- [STATED TASK]
Locate the word "Рост" in the data below, then copy every line that holds it.

--------

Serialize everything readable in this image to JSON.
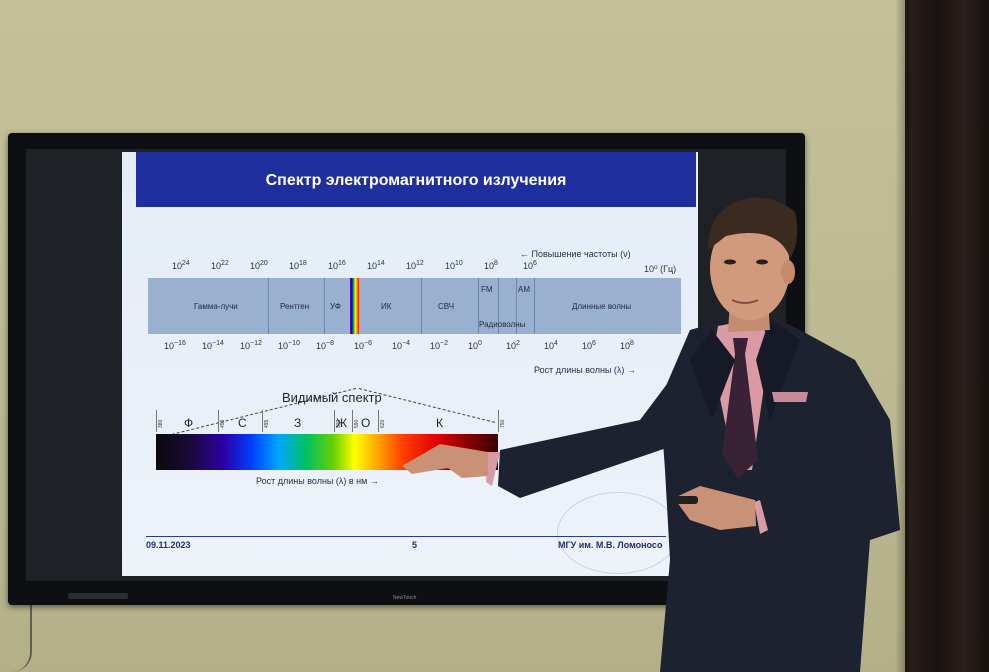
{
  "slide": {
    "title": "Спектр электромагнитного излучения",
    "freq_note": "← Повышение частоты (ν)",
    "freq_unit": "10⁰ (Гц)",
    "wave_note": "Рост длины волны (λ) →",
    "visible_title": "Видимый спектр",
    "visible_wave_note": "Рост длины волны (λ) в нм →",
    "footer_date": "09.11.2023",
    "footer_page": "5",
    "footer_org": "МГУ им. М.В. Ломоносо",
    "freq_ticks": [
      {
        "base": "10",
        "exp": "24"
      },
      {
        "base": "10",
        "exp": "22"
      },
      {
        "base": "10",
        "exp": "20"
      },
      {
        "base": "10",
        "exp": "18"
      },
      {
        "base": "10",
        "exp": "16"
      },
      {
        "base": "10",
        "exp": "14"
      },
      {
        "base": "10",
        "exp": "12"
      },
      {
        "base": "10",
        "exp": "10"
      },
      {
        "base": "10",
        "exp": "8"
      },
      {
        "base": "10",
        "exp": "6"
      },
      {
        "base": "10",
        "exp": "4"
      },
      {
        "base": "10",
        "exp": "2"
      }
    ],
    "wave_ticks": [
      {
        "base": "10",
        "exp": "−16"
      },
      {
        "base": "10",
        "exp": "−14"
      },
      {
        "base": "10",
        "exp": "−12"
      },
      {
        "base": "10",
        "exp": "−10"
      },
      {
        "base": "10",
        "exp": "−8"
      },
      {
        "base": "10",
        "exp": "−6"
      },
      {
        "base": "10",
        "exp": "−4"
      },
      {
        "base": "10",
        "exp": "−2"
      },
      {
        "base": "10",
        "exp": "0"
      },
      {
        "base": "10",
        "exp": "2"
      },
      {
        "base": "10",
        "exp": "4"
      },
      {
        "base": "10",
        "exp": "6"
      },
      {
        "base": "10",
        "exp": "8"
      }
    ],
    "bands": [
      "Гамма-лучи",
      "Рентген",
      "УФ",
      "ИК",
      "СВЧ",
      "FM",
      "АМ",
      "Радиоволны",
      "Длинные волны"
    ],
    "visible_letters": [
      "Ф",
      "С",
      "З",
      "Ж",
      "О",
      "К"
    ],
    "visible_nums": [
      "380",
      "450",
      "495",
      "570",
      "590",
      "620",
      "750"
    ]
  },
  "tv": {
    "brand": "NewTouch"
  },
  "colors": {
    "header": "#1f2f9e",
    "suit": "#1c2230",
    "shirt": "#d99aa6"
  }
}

--------

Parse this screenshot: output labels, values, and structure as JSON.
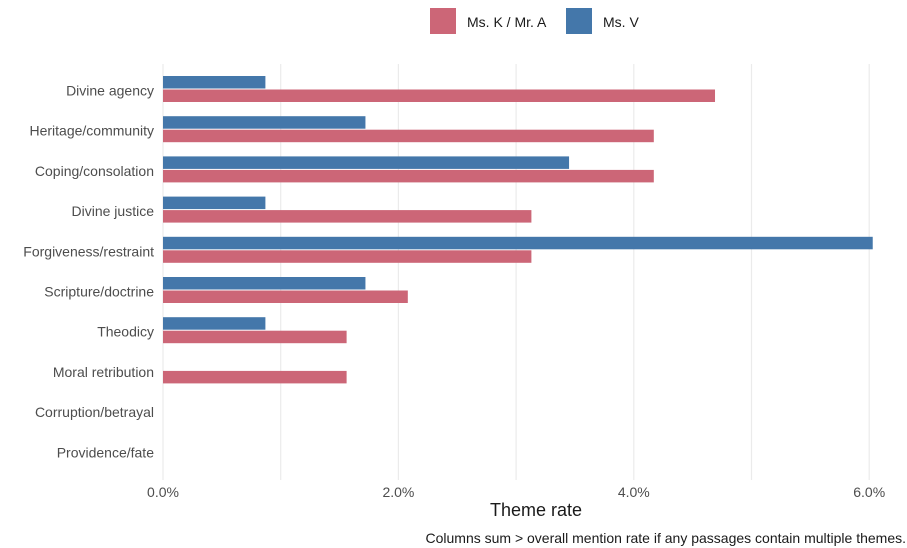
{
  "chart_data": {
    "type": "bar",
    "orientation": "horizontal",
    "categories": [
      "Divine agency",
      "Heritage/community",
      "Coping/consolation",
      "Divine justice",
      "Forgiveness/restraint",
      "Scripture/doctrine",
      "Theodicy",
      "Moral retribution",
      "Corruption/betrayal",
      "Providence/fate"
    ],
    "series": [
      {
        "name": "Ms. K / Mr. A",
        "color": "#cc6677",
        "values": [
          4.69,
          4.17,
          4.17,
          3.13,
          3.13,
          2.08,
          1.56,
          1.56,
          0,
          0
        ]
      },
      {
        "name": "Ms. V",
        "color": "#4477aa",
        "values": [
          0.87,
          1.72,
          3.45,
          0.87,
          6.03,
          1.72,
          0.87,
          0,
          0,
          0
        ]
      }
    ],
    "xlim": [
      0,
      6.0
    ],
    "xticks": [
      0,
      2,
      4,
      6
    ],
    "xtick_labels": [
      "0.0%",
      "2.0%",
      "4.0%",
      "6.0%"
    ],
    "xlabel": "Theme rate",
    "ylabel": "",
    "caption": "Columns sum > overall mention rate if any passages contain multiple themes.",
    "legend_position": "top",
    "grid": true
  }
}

--------

- [FINAL RESULT]
    "wave_note": "Рост длины волны (λ) →",
    "visible_wave_note": "Рост длины волны (λ) в нм →",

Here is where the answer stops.